# WHAT TO DO
Tally how many lines include "screenshot". The number is the whole answer.

[Source data]
+++++

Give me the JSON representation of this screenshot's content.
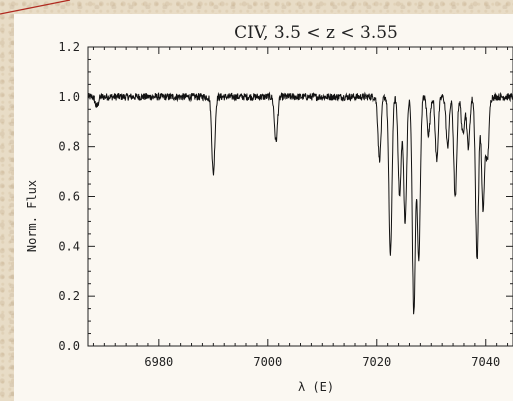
{
  "chart_data": {
    "type": "line",
    "title": "CIV, 3.5 < z < 3.55",
    "xlabel": "λ (E)",
    "ylabel": "Norm. Flux",
    "xlim": [
      6967,
      7045
    ],
    "ylim": [
      0.0,
      1.2
    ],
    "xticks": [
      6980,
      7000,
      7020,
      7040
    ],
    "yticks": [
      0.0,
      0.2,
      0.4,
      0.6,
      0.8,
      1.0,
      1.2
    ],
    "ytick_labels": [
      "0.0",
      "0.2",
      "0.4",
      "0.6",
      "0.8",
      "1.0",
      "1.2"
    ],
    "continuum": 1.0,
    "absorption_lines": [
      {
        "center": 6968.6,
        "depth": 0.04
      },
      {
        "center": 6990.0,
        "depth": 0.31
      },
      {
        "center": 7001.5,
        "depth": 0.18
      },
      {
        "center": 7020.5,
        "depth": 0.25
      },
      {
        "center": 7022.5,
        "depth": 0.64
      },
      {
        "center": 7024.2,
        "depth": 0.4
      },
      {
        "center": 7025.2,
        "depth": 0.5
      },
      {
        "center": 7026.8,
        "depth": 0.87
      },
      {
        "center": 7027.7,
        "depth": 0.65
      },
      {
        "center": 7029.5,
        "depth": 0.15
      },
      {
        "center": 7031.0,
        "depth": 0.25
      },
      {
        "center": 7033.0,
        "depth": 0.2
      },
      {
        "center": 7034.4,
        "depth": 0.41
      },
      {
        "center": 7035.8,
        "depth": 0.15
      },
      {
        "center": 7036.8,
        "depth": 0.2
      },
      {
        "center": 7038.4,
        "depth": 0.65
      },
      {
        "center": 7039.5,
        "depth": 0.45
      },
      {
        "center": 7040.3,
        "depth": 0.25
      }
    ],
    "grid": false
  }
}
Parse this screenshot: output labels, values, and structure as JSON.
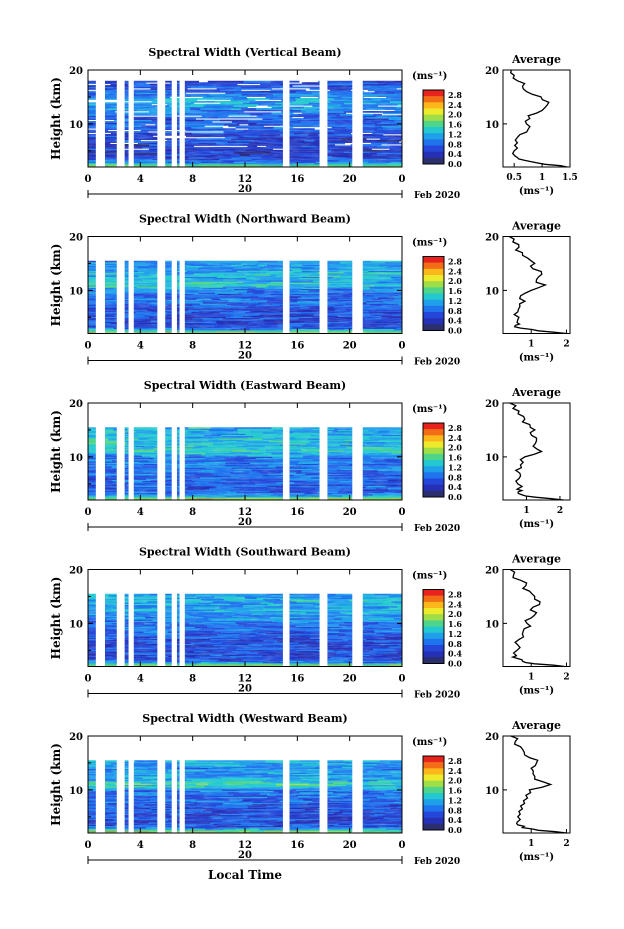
{
  "x_axis": {
    "ticks": [
      "0",
      "4",
      "8",
      "12",
      "16",
      "20",
      "0"
    ],
    "date_day": "20",
    "date_label": "Feb 2020",
    "label": "Local Time"
  },
  "colorbar": {
    "unit": "(ms⁻¹)",
    "labels": [
      "2.8",
      "2.4",
      "2.0",
      "1.6",
      "1.2",
      "0.8",
      "0.4",
      "0.0"
    ],
    "colors": [
      "#e8231d",
      "#f36d16",
      "#fcb81b",
      "#ecea2a",
      "#9fde46",
      "#4fd58a",
      "#24c9cf",
      "#1fa1ea",
      "#1f74ee",
      "#2447d9",
      "#2630b6",
      "#2b2f6e"
    ]
  },
  "chart_data": [
    {
      "type": "heatmap",
      "title": "Spectral Width (Vertical Beam)",
      "ylabel": "Height (km)",
      "yticks": [
        "20",
        "10"
      ],
      "ylim": [
        2,
        20
      ],
      "xlim_hours": [
        0,
        24
      ],
      "clim": [
        0.0,
        3.0
      ],
      "data_gaps_hours": [
        [
          0.6,
          1.3
        ],
        [
          2.2,
          2.8
        ],
        [
          3.1,
          3.5
        ],
        [
          5.3,
          5.9
        ],
        [
          6.4,
          6.8
        ],
        [
          7.0,
          7.4
        ],
        [
          14.9,
          15.4
        ],
        [
          17.7,
          18.3
        ],
        [
          20.2,
          21.0
        ]
      ],
      "profile": {
        "title": "Average",
        "xlabel": "(ms⁻¹)",
        "xticks": [
          "0.5",
          "1",
          "1.5"
        ],
        "xtick_values": [
          0.5,
          1.0,
          1.5
        ],
        "xlim": [
          0.3,
          1.5
        ],
        "yticks": [
          "20",
          "10"
        ],
        "ylim": [
          2,
          20
        ],
        "heights_km": [
          2,
          2.5,
          3,
          3.5,
          4,
          5,
          6,
          7,
          8,
          9,
          10,
          11,
          12,
          13,
          14,
          15,
          16,
          17,
          18,
          19,
          20
        ],
        "values": [
          1.45,
          1.05,
          0.8,
          0.58,
          0.52,
          0.5,
          0.51,
          0.52,
          0.6,
          0.75,
          0.72,
          0.78,
          0.9,
          1.05,
          1.12,
          0.98,
          0.72,
          0.65,
          0.56,
          0.5,
          0.45
        ]
      }
    },
    {
      "type": "heatmap",
      "title": "Spectral Width (Northward Beam)",
      "ylabel": "Height (km)",
      "yticks": [
        "20",
        "10"
      ],
      "ylim": [
        2,
        20
      ],
      "xlim_hours": [
        0,
        24
      ],
      "clim": [
        0.0,
        3.0
      ],
      "data_gaps_hours": [
        [
          0.6,
          1.3
        ],
        [
          2.2,
          2.8
        ],
        [
          3.1,
          3.5
        ],
        [
          5.3,
          5.9
        ],
        [
          6.4,
          6.8
        ],
        [
          7.0,
          7.4
        ],
        [
          14.9,
          15.4
        ],
        [
          17.7,
          18.3
        ],
        [
          20.2,
          21.0
        ]
      ],
      "profile": {
        "title": "Average",
        "xlabel": "(ms⁻¹)",
        "xticks": [
          "1",
          "2"
        ],
        "xtick_values": [
          1,
          2
        ],
        "xlim": [
          0.2,
          2.1
        ],
        "yticks": [
          "20",
          "10"
        ],
        "ylim": [
          2,
          20
        ],
        "heights_km": [
          2,
          2.5,
          3,
          3.5,
          4,
          5,
          6,
          7,
          8,
          9,
          10,
          11,
          12,
          13,
          14,
          15,
          16,
          17,
          18,
          19,
          20
        ],
        "values": [
          2.0,
          1.2,
          0.7,
          0.55,
          0.6,
          0.65,
          0.62,
          0.68,
          0.82,
          0.7,
          1.0,
          1.4,
          1.15,
          1.3,
          1.05,
          1.1,
          0.9,
          0.75,
          0.65,
          0.48,
          0.38
        ]
      }
    },
    {
      "type": "heatmap",
      "title": "Spectral Width (Eastward Beam)",
      "ylabel": "Height (km)",
      "yticks": [
        "20",
        "10"
      ],
      "ylim": [
        2,
        20
      ],
      "xlim_hours": [
        0,
        24
      ],
      "clim": [
        0.0,
        3.0
      ],
      "data_gaps_hours": [
        [
          0.6,
          1.3
        ],
        [
          2.2,
          2.8
        ],
        [
          3.1,
          3.5
        ],
        [
          5.3,
          5.9
        ],
        [
          6.4,
          6.8
        ],
        [
          7.0,
          7.4
        ],
        [
          14.9,
          15.4
        ],
        [
          17.7,
          18.3
        ],
        [
          20.2,
          21.0
        ]
      ],
      "profile": {
        "title": "Average",
        "xlabel": "(ms⁻¹)",
        "xticks": [
          "1",
          "2"
        ],
        "xtick_values": [
          1,
          2
        ],
        "xlim": [
          0.3,
          2.3
        ],
        "yticks": [
          "20",
          "10"
        ],
        "ylim": [
          2,
          20
        ],
        "heights_km": [
          2,
          2.5,
          3,
          3.5,
          4,
          5,
          6,
          7,
          8,
          9,
          10,
          11,
          12,
          13,
          14,
          15,
          16,
          17,
          18,
          19,
          20
        ],
        "values": [
          2.1,
          1.3,
          0.85,
          0.75,
          0.72,
          0.74,
          0.78,
          0.8,
          0.85,
          0.9,
          0.95,
          1.45,
          1.2,
          1.3,
          1.15,
          1.25,
          1.1,
          0.95,
          0.75,
          0.6,
          0.5
        ]
      }
    },
    {
      "type": "heatmap",
      "title": "Spectral Width (Southward Beam)",
      "ylabel": "Height (km)",
      "yticks": [
        "20",
        "10"
      ],
      "ylim": [
        2,
        20
      ],
      "xlim_hours": [
        0,
        24
      ],
      "clim": [
        0.0,
        3.0
      ],
      "data_gaps_hours": [
        [
          0.6,
          1.3
        ],
        [
          2.2,
          2.8
        ],
        [
          3.1,
          3.5
        ],
        [
          5.3,
          5.9
        ],
        [
          6.4,
          6.8
        ],
        [
          7.0,
          7.4
        ],
        [
          14.9,
          15.4
        ],
        [
          17.7,
          18.3
        ],
        [
          20.2,
          21.0
        ]
      ],
      "profile": {
        "title": "Average",
        "xlabel": "(ms⁻¹)",
        "xticks": [
          "1",
          "2"
        ],
        "xtick_values": [
          1,
          2
        ],
        "xlim": [
          0.2,
          2.1
        ],
        "yticks": [
          "20",
          "10"
        ],
        "ylim": [
          2,
          20
        ],
        "heights_km": [
          2,
          2.5,
          3,
          3.5,
          4,
          5,
          6,
          7,
          8,
          9,
          10,
          11,
          12,
          13,
          14,
          15,
          16,
          17,
          18,
          19,
          20
        ],
        "values": [
          1.95,
          1.1,
          0.75,
          0.6,
          0.58,
          0.6,
          0.62,
          0.65,
          0.75,
          0.8,
          0.88,
          1.0,
          1.15,
          1.05,
          1.25,
          1.1,
          0.95,
          0.85,
          0.7,
          0.5,
          0.4
        ]
      }
    },
    {
      "type": "heatmap",
      "title": "Spectral Width (Westward Beam)",
      "ylabel": "Height (km)",
      "yticks": [
        "20",
        "10"
      ],
      "ylim": [
        2,
        20
      ],
      "xlim_hours": [
        0,
        24
      ],
      "clim": [
        0.0,
        3.0
      ],
      "data_gaps_hours": [
        [
          0.6,
          1.3
        ],
        [
          2.2,
          2.8
        ],
        [
          3.1,
          3.5
        ],
        [
          5.3,
          5.9
        ],
        [
          6.4,
          6.8
        ],
        [
          7.0,
          7.4
        ],
        [
          14.9,
          15.4
        ],
        [
          17.7,
          18.3
        ],
        [
          20.2,
          21.0
        ]
      ],
      "profile": {
        "title": "Average",
        "xlabel": "(ms⁻¹)",
        "xticks": [
          "1",
          "2"
        ],
        "xtick_values": [
          1,
          2
        ],
        "xlim": [
          0.2,
          2.1
        ],
        "yticks": [
          "20",
          "10"
        ],
        "ylim": [
          2,
          20
        ],
        "heights_km": [
          2,
          2.5,
          3,
          3.5,
          4,
          5,
          6,
          7,
          8,
          9,
          10,
          11,
          12,
          13,
          14,
          15,
          16,
          17,
          18,
          19,
          20
        ],
        "values": [
          2.0,
          1.2,
          0.75,
          0.62,
          0.6,
          0.62,
          0.65,
          0.7,
          0.78,
          0.85,
          0.95,
          1.55,
          1.1,
          1.05,
          1.0,
          1.15,
          0.95,
          0.8,
          0.7,
          0.55,
          0.42
        ]
      }
    }
  ]
}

+++++

# CORRECT RESULT
2